Stored data entries:
+---+
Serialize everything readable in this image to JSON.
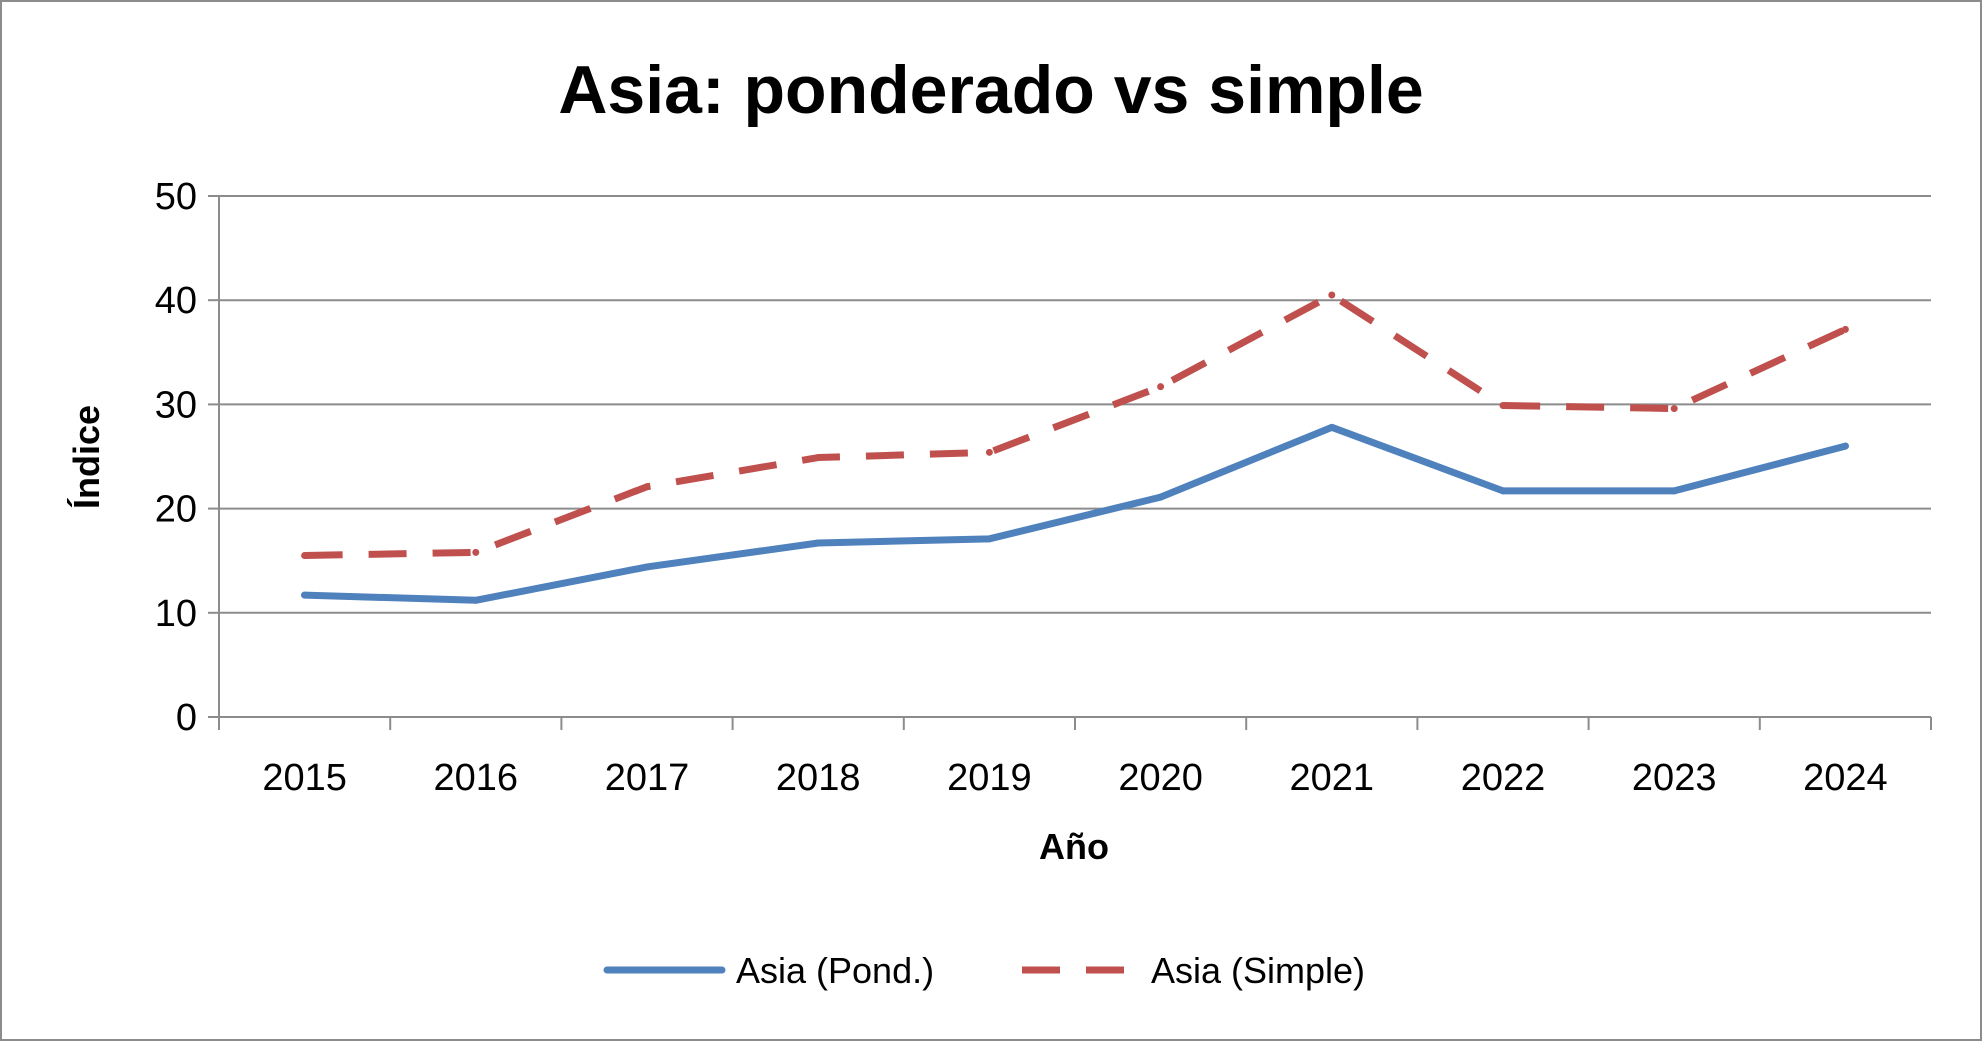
{
  "chart_data": {
    "type": "line",
    "title": "Asia: ponderado vs simple",
    "xlabel": "Año",
    "ylabel": "Índice",
    "categories": [
      "2015",
      "2016",
      "2017",
      "2018",
      "2019",
      "2020",
      "2021",
      "2022",
      "2023",
      "2024"
    ],
    "ylim": [
      0,
      50
    ],
    "yticks": [
      "0",
      "10",
      "20",
      "30",
      "40",
      "50"
    ],
    "grid": true,
    "legend_position": "bottom",
    "series": [
      {
        "name": "Asia (Pond.)",
        "values": [
          11.7,
          11.2,
          14.4,
          16.7,
          17.1,
          21.1,
          27.8,
          21.7,
          21.7,
          26.0
        ],
        "color": "#4f81bd",
        "style": "solid"
      },
      {
        "name": "Asia (Simple)",
        "values": [
          15.5,
          15.8,
          22.1,
          24.9,
          25.4,
          31.7,
          40.5,
          29.9,
          29.6,
          37.2
        ],
        "color": "#c0504d",
        "style": "dashed"
      }
    ]
  }
}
+---+
| Exercise |
Write out every record above exactly as it stands, but leave out the pictures.

| Task solution |
Serialize everything readable in this image to JSON.
{
  "chart_data": {
    "type": "line",
    "title": "Asia: ponderado vs simple",
    "xlabel": "Año",
    "ylabel": "Índice",
    "categories": [
      "2015",
      "2016",
      "2017",
      "2018",
      "2019",
      "2020",
      "2021",
      "2022",
      "2023",
      "2024"
    ],
    "ylim": [
      0,
      50
    ],
    "yticks": [
      "0",
      "10",
      "20",
      "30",
      "40",
      "50"
    ],
    "grid": true,
    "legend_position": "bottom",
    "series": [
      {
        "name": "Asia (Pond.)",
        "values": [
          11.7,
          11.2,
          14.4,
          16.7,
          17.1,
          21.1,
          27.8,
          21.7,
          21.7,
          26.0
        ],
        "color": "#4f81bd",
        "style": "solid"
      },
      {
        "name": "Asia (Simple)",
        "values": [
          15.5,
          15.8,
          22.1,
          24.9,
          25.4,
          31.7,
          40.5,
          29.9,
          29.6,
          37.2
        ],
        "color": "#c0504d",
        "style": "dashed"
      }
    ]
  }
}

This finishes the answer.